WORK TO DO: Copy out all of the material exactly as presented.

(Data entries)
┄┄┄┄┄┄┄┄┄┄
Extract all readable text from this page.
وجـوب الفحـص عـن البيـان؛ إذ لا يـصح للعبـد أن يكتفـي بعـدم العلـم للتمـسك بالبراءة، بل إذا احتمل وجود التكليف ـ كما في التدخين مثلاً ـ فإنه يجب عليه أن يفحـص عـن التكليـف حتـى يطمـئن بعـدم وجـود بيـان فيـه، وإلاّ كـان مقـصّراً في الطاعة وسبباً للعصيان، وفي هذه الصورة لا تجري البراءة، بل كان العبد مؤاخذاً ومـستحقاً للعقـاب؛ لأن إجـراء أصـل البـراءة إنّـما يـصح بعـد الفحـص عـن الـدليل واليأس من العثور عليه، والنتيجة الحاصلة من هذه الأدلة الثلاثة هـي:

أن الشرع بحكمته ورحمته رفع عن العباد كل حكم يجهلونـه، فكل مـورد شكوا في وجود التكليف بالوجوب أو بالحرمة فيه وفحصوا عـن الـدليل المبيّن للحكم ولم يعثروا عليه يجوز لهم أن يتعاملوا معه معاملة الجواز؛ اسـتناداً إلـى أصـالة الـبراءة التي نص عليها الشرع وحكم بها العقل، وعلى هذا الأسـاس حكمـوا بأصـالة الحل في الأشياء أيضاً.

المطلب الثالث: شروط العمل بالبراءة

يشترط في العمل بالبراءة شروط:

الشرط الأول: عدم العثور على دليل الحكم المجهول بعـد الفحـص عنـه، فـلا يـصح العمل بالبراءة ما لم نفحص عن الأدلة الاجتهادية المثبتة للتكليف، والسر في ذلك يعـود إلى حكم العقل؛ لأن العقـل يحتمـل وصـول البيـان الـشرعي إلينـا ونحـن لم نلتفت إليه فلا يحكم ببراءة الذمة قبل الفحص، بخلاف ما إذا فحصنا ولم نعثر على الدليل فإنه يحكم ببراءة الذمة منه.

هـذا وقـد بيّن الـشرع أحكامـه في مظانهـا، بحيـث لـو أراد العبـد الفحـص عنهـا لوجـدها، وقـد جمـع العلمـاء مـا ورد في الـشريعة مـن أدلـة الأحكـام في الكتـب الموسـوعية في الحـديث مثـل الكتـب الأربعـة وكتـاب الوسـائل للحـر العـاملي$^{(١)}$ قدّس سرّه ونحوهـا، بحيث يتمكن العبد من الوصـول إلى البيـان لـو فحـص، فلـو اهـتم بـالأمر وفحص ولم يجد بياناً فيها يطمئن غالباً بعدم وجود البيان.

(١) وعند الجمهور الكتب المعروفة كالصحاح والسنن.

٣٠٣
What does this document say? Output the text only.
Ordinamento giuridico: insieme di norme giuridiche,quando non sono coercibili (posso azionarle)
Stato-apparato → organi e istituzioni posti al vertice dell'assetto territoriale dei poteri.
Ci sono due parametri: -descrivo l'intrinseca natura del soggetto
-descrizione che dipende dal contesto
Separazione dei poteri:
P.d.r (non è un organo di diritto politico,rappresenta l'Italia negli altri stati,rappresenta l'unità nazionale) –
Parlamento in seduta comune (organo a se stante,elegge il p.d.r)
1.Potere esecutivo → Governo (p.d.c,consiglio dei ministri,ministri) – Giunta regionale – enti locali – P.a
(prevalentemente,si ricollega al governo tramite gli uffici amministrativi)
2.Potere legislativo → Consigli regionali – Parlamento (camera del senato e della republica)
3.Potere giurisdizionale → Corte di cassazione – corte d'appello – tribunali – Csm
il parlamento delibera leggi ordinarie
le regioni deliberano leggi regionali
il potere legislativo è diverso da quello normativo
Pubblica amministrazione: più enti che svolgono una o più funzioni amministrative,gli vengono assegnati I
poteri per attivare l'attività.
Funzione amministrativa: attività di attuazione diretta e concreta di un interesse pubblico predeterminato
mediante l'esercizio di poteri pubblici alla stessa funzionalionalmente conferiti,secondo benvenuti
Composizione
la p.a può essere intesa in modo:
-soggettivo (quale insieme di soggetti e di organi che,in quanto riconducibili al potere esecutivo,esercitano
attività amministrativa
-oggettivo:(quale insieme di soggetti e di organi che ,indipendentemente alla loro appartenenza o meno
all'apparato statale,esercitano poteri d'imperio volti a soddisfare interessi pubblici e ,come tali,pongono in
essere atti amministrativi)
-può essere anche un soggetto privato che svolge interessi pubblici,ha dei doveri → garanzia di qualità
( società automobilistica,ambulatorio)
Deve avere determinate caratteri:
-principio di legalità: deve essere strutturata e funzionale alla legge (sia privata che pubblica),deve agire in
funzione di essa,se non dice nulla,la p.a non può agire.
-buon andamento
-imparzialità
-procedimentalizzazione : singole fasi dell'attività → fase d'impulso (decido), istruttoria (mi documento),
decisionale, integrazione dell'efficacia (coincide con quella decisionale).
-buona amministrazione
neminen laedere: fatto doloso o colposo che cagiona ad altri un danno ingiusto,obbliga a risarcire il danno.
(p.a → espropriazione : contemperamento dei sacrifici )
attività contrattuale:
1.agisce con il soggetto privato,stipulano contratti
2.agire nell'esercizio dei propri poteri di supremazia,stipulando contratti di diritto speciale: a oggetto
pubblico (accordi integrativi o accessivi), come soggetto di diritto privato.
┄┄┄┄┄┄┄┄┄┄
TASK RESULT:
Extract all readable text from this page.
وجـوب الفحـص عـن البيـان؛ إذ لا يـصح للعبـد أن يكتفـي بعـدم العلـم للتمـسك بالبراءة، بل إذا احتمل وجود التكليف ـ كما في التدخين مثلاً ـ فإنه يجب عليه أن يفحـص عـن التكليـف حتـى يطمـئن بعـدم وجـود بيـان فيـه، وإلاّ كـان مقـصّراً في الطاعة وسبباً للعصيان، وفي هذه الصورة لا تجري البراءة، بل كان العبد مؤاخذاً ومـستحقاً للعقـاب؛ لأن إجـراء أصـل البـراءة إنّـما يـصح بعـد الفحـص عـن الـدليل واليأس من العثور عليه، والنتيجة الحاصلة من هذه الأدلة الثلاثة هـي:

أن الشرع بحكمته ورحمته رفع عن العباد كل حكم يجهلونـه، فكل مـورد شكوا في وجود التكليف بالوجوب أو بالحرمة فيه وفحصوا عـن الـدليل المبيّن للحكم ولم يعثروا عليه يجوز لهم أن يتعاملوا معه معاملة الجواز؛ اسـتناداً إلـى أصـالة الـبراءة التي نص عليها الشرع وحكم بها العقل، وعلى هذا الأسـاس حكمـوا بأصـالة الحل في الأشياء أيضاً.

المطلب الثالث: شروط العمل بالبراءة

يشترط في العمل بالبراءة شروط:

الشرط الأول: عدم العثور على دليل الحكم المجهول بعـد الفحـص عنـه، فـلا يـصح العمل بالبراءة ما لم نفحص عن الأدلة الاجتهادية المثبتة للتكليف، والسر في ذلك يعـود إلى حكم العقل؛ لأن العقـل يحتمـل وصـول البيـان الـشرعي إلينـا ونحـن لم نلتفت إليه فلا يحكم ببراءة الذمة قبل الفحص، بخلاف ما إذا فحصنا ولم نعثر على الدليل فإنه يحكم ببراءة الذمة منه.

هـذا وقـد بيّن الـشرع أحكامـه في مظانهـا، بحيـث لـو أراد العبـد الفحـص عنهـا لوجـدها، وقـد جمـع العلمـاء مـا ورد في الـشريعة مـن أدلـة الأحكـام في الكتـب الموسـوعية في الحـديث مثـل الكتـب الأربعـة وكتـاب الوسـائل للحـر العـاملي$^{(١)}$ قدّس سرّه ونحوهـا، بحيث يتمكن العبد من الوصـول إلى البيـان لـو فحـص، فلـو اهـتم بـالأمر وفحص ولم يجد بياناً فيها يطمئن غالباً بعدم وجود البيان.

(١) وعند الجمهور الكتب المعروفة كالصحاح والسنن.

٣٠٣
What does this document say? Output the text only.
Ordinamento giuridico: insieme di norme giuridiche,quando non sono coercibili (posso azionarle)
Stato-apparato → organi e istituzioni posti al vertice dell'assetto territoriale dei poteri.
Ci sono due parametri: -descrivo l'intrinseca natura del soggetto
-descrizione che dipende dal contesto
Separazione dei poteri:
P.d.r (non è un organo di diritto politico,rappresenta l'Italia negli altri stati,rappresenta l'unità nazionale) –
Parlamento in seduta comune (organo a se stante,elegge il p.d.r)
1.Potere esecutivo → Governo (p.d.c,consiglio dei ministri,ministri) – Giunta regionale – enti locali – P.a
(prevalentemente,si ricollega al governo tramite gli uffici amministrativi)
2.Potere legislativo → Consigli regionali – Parlamento (camera del senato e della republica)
3.Potere giurisdizionale → Corte di cassazione – corte d'appello – tribunali – Csm
il parlamento delibera leggi ordinarie
le regioni deliberano leggi regionali
il potere legislativo è diverso da quello normativo
Pubblica amministrazione: più enti che svolgono una o più funzioni amministrative,gli vengono assegnati I
poteri per attivare l'attività.
Funzione amministrativa: attività di attuazione diretta e concreta di un interesse pubblico predeterminato
mediante l'esercizio di poteri pubblici alla stessa funzionalionalmente conferiti,secondo benvenuti
Composizione
la p.a può essere intesa in modo:
-soggettivo (quale insieme di soggetti e di organi che,in quanto riconducibili al potere esecutivo,esercitano
attività amministrativa
-oggettivo:(quale insieme di soggetti e di organi che ,indipendentemente alla loro appartenenza o meno
all'apparato statale,esercitano poteri d'imperio volti a soddisfare interessi pubblici e ,come tali,pongono in
essere atti amministrativi)
-può essere anche un soggetto privato che svolge interessi pubblici,ha dei doveri → garanzia di qualità
( società automobilistica,ambulatorio)
Deve avere determinate caratteri:
-principio di legalità: deve essere strutturata e funzionale alla legge (sia privata che pubblica),deve agire in
funzione di essa,se non dice nulla,la p.a non può agire.
-buon andamento
-imparzialità
-procedimentalizzazione : singole fasi dell'attività → fase d'impulso (decido), istruttoria (mi documento),
decisionale, integrazione dell'efficacia (coincide con quella decisionale).
-buona amministrazione
neminen laedere: fatto doloso o colposo che cagiona ad altri un danno ingiusto,obbliga a risarcire il danno.
(p.a → espropriazione : contemperamento dei sacrifici )
attività contrattuale:
1.agisce con il soggetto privato,stipulano contratti
2.agire nell'esercizio dei propri poteri di supremazia,stipulando contratti di diritto speciale: a oggetto
pubblico (accordi integrativi o accessivi), come soggetto di diritto privato.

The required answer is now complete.